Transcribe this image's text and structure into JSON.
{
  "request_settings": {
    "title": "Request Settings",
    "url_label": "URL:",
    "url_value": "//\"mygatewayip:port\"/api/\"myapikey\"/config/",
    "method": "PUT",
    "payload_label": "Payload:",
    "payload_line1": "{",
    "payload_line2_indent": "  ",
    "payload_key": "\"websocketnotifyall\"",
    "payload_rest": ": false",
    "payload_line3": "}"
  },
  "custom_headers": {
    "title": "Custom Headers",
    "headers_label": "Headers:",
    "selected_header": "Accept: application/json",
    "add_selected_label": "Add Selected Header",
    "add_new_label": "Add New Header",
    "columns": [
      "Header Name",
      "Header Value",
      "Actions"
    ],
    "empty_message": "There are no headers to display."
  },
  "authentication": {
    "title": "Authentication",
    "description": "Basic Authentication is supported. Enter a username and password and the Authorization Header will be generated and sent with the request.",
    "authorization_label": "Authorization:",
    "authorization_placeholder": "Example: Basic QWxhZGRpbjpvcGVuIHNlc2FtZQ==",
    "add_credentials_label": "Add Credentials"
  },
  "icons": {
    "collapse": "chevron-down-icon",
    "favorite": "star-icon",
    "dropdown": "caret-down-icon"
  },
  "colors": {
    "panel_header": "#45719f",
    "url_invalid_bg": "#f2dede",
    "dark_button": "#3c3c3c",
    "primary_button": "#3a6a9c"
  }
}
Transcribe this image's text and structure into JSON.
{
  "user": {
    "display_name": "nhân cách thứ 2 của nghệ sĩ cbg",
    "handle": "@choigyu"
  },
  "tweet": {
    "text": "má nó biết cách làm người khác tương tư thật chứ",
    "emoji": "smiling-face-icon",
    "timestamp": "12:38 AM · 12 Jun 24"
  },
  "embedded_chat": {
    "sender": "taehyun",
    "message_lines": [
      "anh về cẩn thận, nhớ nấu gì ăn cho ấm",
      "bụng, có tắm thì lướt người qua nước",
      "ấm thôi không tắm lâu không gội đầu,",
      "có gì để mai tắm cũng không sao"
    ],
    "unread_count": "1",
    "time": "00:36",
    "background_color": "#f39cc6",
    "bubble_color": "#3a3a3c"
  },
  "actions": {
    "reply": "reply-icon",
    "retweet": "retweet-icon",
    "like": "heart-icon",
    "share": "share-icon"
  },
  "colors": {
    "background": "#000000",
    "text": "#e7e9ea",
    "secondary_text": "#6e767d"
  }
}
▬▬▬▬▬▬▬▬▬▬
> **YOUR OBJECTIVE**: Copy out the material word for word and line for line.

> **EXERCISE ANSWER**:
Transcribe this image's text and structure into JSON.
{
  "request_settings": {
    "title": "Request Settings",
    "url_label": "URL:",
    "url_value": "//\"mygatewayip:port\"/api/\"myapikey\"/config/",
    "method": "PUT",
    "payload_label": "Payload:",
    "payload_line1": "{",
    "payload_line2_indent": "  ",
    "payload_key": "\"websocketnotifyall\"",
    "payload_rest": ": false",
    "payload_line3": "}"
  },
  "custom_headers": {
    "title": "Custom Headers",
    "headers_label": "Headers:",
    "selected_header": "Accept: application/json",
    "add_selected_label": "Add Selected Header",
    "add_new_label": "Add New Header",
    "columns": [
      "Header Name",
      "Header Value",
      "Actions"
    ],
    "empty_message": "There are no headers to display."
  },
  "authentication": {
    "title": "Authentication",
    "description": "Basic Authentication is supported. Enter a username and password and the Authorization Header will be generated and sent with the request.",
    "authorization_label": "Authorization:",
    "authorization_placeholder": "Example: Basic QWxhZGRpbjpvcGVuIHNlc2FtZQ==",
    "add_credentials_label": "Add Credentials"
  },
  "icons": {
    "collapse": "chevron-down-icon",
    "favorite": "star-icon",
    "dropdown": "caret-down-icon"
  },
  "colors": {
    "panel_header": "#45719f",
    "url_invalid_bg": "#f2dede",
    "dark_button": "#3c3c3c",
    "primary_button": "#3a6a9c"
  }
}
Transcribe this image's text and structure into JSON.
{
  "user": {
    "display_name": "nhân cách thứ 2 của nghệ sĩ cbg",
    "handle": "@choigyu"
  },
  "tweet": {
    "text": "má nó biết cách làm người khác tương tư thật chứ",
    "emoji": "smiling-face-icon",
    "timestamp": "12:38 AM · 12 Jun 24"
  },
  "embedded_chat": {
    "sender": "taehyun",
    "message_lines": [
      "anh về cẩn thận, nhớ nấu gì ăn cho ấm",
      "bụng, có tắm thì lướt người qua nước",
      "ấm thôi không tắm lâu không gội đầu,",
      "có gì để mai tắm cũng không sao"
    ],
    "unread_count": "1",
    "time": "00:36",
    "background_color": "#f39cc6",
    "bubble_color": "#3a3a3c"
  },
  "actions": {
    "reply": "reply-icon",
    "retweet": "retweet-icon",
    "like": "heart-icon",
    "share": "share-icon"
  },
  "colors": {
    "background": "#000000",
    "text": "#e7e9ea",
    "secondary_text": "#6e767d"
  }
}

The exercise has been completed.